(Stored data)
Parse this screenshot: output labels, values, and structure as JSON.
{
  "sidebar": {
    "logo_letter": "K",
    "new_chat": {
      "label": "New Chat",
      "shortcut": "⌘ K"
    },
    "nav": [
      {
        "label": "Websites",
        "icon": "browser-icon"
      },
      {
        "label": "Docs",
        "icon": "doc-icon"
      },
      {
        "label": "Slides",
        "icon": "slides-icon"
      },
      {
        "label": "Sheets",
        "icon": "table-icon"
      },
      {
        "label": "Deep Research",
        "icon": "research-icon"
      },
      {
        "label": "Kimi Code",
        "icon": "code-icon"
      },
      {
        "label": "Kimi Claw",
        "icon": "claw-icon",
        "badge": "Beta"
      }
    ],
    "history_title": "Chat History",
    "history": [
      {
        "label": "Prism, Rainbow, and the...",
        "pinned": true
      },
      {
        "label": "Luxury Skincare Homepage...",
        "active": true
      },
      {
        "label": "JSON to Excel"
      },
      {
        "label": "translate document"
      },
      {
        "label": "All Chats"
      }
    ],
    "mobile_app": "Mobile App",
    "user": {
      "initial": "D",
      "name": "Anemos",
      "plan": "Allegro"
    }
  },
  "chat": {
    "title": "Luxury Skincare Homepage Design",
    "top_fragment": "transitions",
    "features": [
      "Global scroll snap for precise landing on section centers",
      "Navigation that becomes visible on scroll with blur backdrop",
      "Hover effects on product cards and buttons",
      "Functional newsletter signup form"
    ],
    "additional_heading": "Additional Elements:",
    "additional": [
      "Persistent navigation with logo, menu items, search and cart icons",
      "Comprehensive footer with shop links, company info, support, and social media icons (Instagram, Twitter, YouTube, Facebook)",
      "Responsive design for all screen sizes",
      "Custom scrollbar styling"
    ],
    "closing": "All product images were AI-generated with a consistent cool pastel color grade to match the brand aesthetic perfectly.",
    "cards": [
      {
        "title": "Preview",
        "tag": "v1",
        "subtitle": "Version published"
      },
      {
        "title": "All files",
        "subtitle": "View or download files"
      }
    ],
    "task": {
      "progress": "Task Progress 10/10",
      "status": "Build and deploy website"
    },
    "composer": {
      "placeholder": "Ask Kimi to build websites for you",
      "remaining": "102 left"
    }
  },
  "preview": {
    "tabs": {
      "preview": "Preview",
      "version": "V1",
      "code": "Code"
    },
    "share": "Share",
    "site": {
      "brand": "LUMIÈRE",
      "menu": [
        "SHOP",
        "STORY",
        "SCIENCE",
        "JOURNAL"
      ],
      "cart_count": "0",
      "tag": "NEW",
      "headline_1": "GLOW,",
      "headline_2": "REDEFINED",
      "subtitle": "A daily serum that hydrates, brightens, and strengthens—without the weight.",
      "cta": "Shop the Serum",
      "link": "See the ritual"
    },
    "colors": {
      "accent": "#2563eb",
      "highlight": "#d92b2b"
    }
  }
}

* DIRECTIONS: Give the number of lines where the string "cards" occurs, without any further text.

* ANSWER IN FULL: 2